### Aim
Identify each line below that contains the word "java", and copy it out.

[Items from a dataset]
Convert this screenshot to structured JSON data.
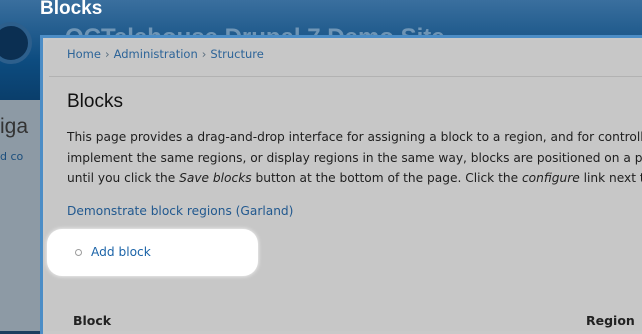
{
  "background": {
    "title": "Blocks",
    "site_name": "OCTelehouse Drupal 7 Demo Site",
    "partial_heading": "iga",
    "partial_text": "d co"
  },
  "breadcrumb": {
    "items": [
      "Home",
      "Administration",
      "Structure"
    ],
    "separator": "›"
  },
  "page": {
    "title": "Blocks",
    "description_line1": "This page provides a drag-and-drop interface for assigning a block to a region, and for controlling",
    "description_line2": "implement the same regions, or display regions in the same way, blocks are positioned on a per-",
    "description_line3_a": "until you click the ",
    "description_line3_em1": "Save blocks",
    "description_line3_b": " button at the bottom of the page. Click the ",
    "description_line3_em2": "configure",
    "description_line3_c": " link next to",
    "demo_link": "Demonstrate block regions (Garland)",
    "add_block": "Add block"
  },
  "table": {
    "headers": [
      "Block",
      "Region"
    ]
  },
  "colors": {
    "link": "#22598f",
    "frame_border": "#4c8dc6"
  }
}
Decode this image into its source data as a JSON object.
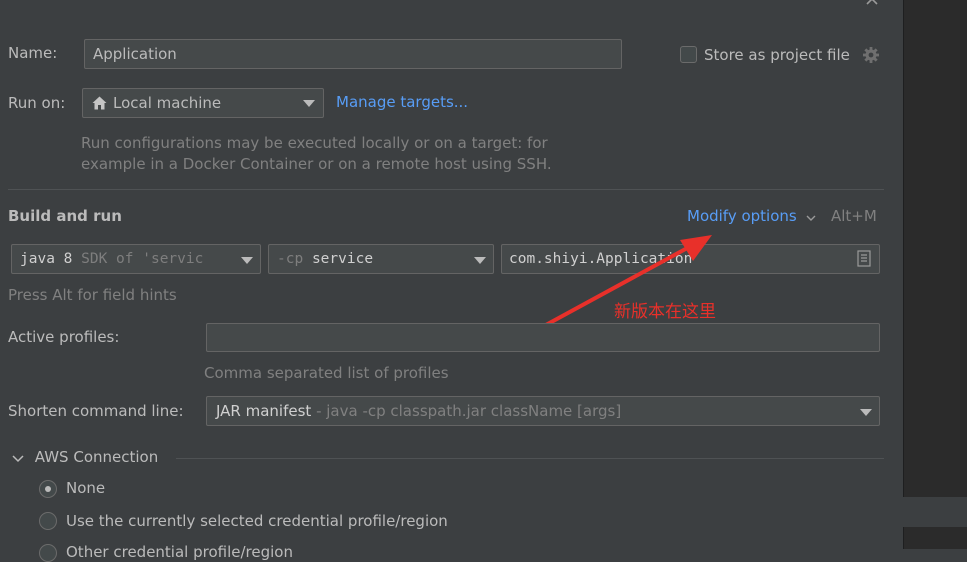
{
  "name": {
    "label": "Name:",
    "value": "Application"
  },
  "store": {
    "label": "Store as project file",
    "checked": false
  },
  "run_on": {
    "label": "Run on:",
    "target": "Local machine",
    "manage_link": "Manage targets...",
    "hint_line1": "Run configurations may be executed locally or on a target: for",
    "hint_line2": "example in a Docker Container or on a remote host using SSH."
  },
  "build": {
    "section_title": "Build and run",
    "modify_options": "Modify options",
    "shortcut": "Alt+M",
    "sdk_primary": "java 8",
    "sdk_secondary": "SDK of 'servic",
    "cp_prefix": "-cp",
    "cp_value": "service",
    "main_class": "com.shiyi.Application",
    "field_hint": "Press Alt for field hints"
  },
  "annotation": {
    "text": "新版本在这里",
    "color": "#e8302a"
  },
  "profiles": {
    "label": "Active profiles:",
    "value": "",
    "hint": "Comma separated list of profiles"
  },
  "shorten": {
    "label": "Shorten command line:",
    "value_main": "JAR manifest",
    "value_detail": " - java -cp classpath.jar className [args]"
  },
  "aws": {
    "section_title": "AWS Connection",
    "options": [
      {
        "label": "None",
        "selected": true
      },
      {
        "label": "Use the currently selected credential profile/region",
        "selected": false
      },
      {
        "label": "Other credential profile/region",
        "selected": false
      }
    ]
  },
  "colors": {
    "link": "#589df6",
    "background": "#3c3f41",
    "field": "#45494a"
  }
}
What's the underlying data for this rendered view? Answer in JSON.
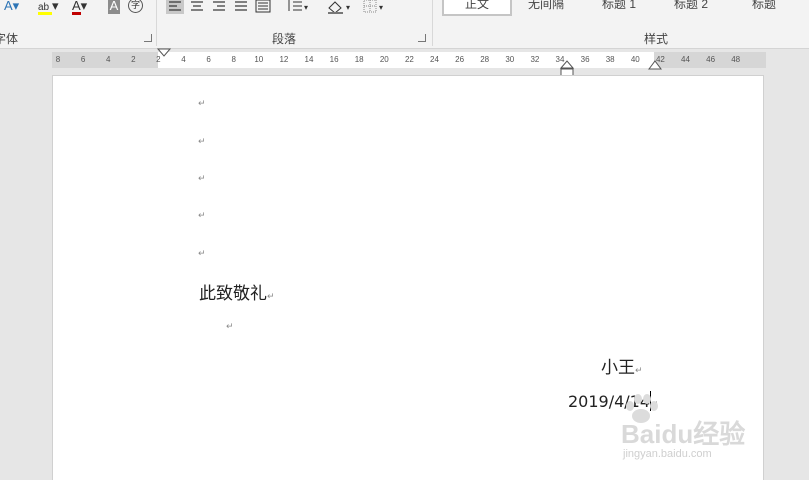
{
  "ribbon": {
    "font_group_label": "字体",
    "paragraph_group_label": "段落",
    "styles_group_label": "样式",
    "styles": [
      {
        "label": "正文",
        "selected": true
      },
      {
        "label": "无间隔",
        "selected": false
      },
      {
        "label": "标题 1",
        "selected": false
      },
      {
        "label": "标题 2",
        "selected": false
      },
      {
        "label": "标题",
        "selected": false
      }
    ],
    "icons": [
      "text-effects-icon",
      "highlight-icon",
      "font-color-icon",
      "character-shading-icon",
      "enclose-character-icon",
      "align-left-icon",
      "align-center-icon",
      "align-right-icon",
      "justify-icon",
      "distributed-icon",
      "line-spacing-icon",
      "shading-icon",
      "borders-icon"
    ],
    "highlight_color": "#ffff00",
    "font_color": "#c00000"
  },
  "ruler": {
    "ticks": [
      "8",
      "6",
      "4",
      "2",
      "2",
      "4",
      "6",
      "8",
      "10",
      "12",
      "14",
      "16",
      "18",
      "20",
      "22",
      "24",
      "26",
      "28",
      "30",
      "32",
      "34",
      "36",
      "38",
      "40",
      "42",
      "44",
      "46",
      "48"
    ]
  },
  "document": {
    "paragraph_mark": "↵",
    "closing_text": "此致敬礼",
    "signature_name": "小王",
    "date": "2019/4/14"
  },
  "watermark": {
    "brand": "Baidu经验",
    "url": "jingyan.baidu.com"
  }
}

### Exercise answer
    "sdk_primary": "java 8",
    "value_detail": " - java -cp classpath.jar className [args]"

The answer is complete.